Across the entries below, how many lines contain the string "label"? Give only the count.
>> Start INPUT
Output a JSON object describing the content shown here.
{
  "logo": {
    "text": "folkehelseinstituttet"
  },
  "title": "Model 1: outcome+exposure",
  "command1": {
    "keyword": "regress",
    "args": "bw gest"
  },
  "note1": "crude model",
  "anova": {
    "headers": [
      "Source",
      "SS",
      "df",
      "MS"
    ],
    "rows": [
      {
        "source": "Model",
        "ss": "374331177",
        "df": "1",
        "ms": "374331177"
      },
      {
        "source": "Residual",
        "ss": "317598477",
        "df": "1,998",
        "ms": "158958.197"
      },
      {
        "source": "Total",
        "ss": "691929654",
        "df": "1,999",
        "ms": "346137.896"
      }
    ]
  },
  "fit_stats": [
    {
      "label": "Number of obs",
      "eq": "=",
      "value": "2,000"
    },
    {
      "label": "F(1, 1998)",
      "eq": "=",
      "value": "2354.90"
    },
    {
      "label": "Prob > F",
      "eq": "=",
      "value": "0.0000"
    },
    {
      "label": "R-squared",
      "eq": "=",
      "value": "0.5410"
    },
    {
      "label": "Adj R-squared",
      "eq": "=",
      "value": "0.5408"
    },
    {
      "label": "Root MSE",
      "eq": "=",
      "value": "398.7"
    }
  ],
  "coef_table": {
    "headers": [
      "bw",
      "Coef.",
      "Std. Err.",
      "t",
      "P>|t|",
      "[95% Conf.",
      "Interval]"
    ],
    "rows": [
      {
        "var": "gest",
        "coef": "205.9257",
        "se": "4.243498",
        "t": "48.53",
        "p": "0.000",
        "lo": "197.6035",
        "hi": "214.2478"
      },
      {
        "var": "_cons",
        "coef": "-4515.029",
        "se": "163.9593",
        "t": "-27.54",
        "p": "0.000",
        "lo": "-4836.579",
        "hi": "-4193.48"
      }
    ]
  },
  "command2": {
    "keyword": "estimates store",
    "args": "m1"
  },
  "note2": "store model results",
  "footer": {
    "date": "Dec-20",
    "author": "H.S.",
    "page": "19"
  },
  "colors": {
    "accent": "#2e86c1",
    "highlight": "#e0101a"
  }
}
>> End INPUT
• [WRITTEN ANSWER]
6